## Required work
Copy each line of the listing below exactly.

## Data listing
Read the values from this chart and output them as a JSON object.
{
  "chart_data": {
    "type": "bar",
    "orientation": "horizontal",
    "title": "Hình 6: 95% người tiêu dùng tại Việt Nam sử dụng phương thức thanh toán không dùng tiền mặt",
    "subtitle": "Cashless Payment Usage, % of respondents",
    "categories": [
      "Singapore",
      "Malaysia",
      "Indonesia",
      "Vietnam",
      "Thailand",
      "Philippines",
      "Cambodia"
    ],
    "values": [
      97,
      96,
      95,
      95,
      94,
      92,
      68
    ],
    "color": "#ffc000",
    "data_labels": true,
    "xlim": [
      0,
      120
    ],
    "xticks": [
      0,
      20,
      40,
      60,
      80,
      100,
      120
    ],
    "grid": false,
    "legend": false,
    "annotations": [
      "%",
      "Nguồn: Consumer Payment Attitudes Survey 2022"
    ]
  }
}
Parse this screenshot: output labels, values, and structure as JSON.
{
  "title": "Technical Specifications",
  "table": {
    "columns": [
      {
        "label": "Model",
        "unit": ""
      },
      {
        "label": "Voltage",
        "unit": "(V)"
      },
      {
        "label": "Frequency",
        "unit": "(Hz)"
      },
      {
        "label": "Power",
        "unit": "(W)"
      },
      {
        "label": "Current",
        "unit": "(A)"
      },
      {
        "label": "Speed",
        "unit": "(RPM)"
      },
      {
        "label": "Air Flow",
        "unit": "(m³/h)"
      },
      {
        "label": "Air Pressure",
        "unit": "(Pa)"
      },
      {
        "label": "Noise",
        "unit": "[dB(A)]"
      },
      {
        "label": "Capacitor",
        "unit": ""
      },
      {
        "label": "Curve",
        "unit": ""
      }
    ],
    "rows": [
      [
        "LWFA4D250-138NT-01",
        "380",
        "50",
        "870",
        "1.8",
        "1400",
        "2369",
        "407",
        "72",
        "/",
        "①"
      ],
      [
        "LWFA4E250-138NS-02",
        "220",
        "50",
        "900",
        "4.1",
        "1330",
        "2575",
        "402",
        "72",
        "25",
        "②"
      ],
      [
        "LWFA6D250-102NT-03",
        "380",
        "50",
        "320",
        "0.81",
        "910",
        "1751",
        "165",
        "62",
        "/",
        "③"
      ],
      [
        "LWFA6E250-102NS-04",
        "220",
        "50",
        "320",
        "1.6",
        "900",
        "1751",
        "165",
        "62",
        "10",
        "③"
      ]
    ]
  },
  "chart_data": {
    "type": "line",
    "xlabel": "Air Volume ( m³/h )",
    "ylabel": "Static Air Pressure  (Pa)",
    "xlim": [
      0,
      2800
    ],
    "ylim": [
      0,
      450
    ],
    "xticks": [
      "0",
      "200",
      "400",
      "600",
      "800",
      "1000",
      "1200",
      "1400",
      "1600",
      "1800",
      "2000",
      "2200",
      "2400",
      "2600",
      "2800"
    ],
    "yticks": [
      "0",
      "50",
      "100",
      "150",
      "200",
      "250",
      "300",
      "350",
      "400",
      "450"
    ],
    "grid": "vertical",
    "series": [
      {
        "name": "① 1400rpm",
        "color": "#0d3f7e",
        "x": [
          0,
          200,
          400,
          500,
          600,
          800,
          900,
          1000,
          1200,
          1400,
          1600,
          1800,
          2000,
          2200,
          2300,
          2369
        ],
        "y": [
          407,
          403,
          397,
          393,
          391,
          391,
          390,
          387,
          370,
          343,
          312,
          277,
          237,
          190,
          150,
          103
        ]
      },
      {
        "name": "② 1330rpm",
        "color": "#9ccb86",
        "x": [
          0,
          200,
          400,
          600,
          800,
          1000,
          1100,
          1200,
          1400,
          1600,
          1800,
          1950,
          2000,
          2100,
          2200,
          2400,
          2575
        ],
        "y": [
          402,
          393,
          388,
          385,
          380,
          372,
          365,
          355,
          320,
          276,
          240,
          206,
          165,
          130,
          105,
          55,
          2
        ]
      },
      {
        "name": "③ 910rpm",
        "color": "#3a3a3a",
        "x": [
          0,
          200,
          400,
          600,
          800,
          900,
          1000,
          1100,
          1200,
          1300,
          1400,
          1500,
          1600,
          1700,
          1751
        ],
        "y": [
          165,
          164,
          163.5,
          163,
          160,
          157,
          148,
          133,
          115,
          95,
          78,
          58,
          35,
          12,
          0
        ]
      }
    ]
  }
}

## Answer for the task
Read the values from this chart and output them as a JSON object.
{
  "chart_data": {
    "type": "bar",
    "orientation": "horizontal",
    "title": "Hình 6: 95% người tiêu dùng tại Việt Nam sử dụng phương thức thanh toán không dùng tiền mặt",
    "subtitle": "Cashless Payment Usage, % of respondents",
    "categories": [
      "Singapore",
      "Malaysia",
      "Indonesia",
      "Vietnam",
      "Thailand",
      "Philippines",
      "Cambodia"
    ],
    "values": [
      97,
      96,
      95,
      95,
      94,
      92,
      68
    ],
    "color": "#ffc000",
    "data_labels": true,
    "xlim": [
      0,
      120
    ],
    "xticks": [
      0,
      20,
      40,
      60,
      80,
      100,
      120
    ],
    "grid": false,
    "legend": false,
    "annotations": [
      "%",
      "Nguồn: Consumer Payment Attitudes Survey 2022"
    ]
  }
}
Parse this screenshot: output labels, values, and structure as JSON.
{
  "title": "Technical Specifications",
  "table": {
    "columns": [
      {
        "label": "Model",
        "unit": ""
      },
      {
        "label": "Voltage",
        "unit": "(V)"
      },
      {
        "label": "Frequency",
        "unit": "(Hz)"
      },
      {
        "label": "Power",
        "unit": "(W)"
      },
      {
        "label": "Current",
        "unit": "(A)"
      },
      {
        "label": "Speed",
        "unit": "(RPM)"
      },
      {
        "label": "Air Flow",
        "unit": "(m³/h)"
      },
      {
        "label": "Air Pressure",
        "unit": "(Pa)"
      },
      {
        "label": "Noise",
        "unit": "[dB(A)]"
      },
      {
        "label": "Capacitor",
        "unit": ""
      },
      {
        "label": "Curve",
        "unit": ""
      }
    ],
    "rows": [
      [
        "LWFA4D250-138NT-01",
        "380",
        "50",
        "870",
        "1.8",
        "1400",
        "2369",
        "407",
        "72",
        "/",
        "①"
      ],
      [
        "LWFA4E250-138NS-02",
        "220",
        "50",
        "900",
        "4.1",
        "1330",
        "2575",
        "402",
        "72",
        "25",
        "②"
      ],
      [
        "LWFA6D250-102NT-03",
        "380",
        "50",
        "320",
        "0.81",
        "910",
        "1751",
        "165",
        "62",
        "/",
        "③"
      ],
      [
        "LWFA6E250-102NS-04",
        "220",
        "50",
        "320",
        "1.6",
        "900",
        "1751",
        "165",
        "62",
        "10",
        "③"
      ]
    ]
  },
  "chart_data": {
    "type": "line",
    "xlabel": "Air Volume ( m³/h )",
    "ylabel": "Static Air Pressure  (Pa)",
    "xlim": [
      0,
      2800
    ],
    "ylim": [
      0,
      450
    ],
    "xticks": [
      "0",
      "200",
      "400",
      "600",
      "800",
      "1000",
      "1200",
      "1400",
      "1600",
      "1800",
      "2000",
      "2200",
      "2400",
      "2600",
      "2800"
    ],
    "yticks": [
      "0",
      "50",
      "100",
      "150",
      "200",
      "250",
      "300",
      "350",
      "400",
      "450"
    ],
    "grid": "vertical",
    "series": [
      {
        "name": "① 1400rpm",
        "color": "#0d3f7e",
        "x": [
          0,
          200,
          400,
          500,
          600,
          800,
          900,
          1000,
          1200,
          1400,
          1600,
          1800,
          2000,
          2200,
          2300,
          2369
        ],
        "y": [
          407,
          403,
          397,
          393,
          391,
          391,
          390,
          387,
          370,
          343,
          312,
          277,
          237,
          190,
          150,
          103
        ]
      },
      {
        "name": "② 1330rpm",
        "color": "#9ccb86",
        "x": [
          0,
          200,
          400,
          600,
          800,
          1000,
          1100,
          1200,
          1400,
          1600,
          1800,
          1950,
          2000,
          2100,
          2200,
          2400,
          2575
        ],
        "y": [
          402,
          393,
          388,
          385,
          380,
          372,
          365,
          355,
          320,
          276,
          240,
          206,
          165,
          130,
          105,
          55,
          2
        ]
      },
      {
        "name": "③ 910rpm",
        "color": "#3a3a3a",
        "x": [
          0,
          200,
          400,
          600,
          800,
          900,
          1000,
          1100,
          1200,
          1300,
          1400,
          1500,
          1600,
          1700,
          1751
        ],
        "y": [
          165,
          164,
          163.5,
          163,
          160,
          157,
          148,
          133,
          115,
          95,
          78,
          58,
          35,
          12,
          0
        ]
      }
    ]
  }
}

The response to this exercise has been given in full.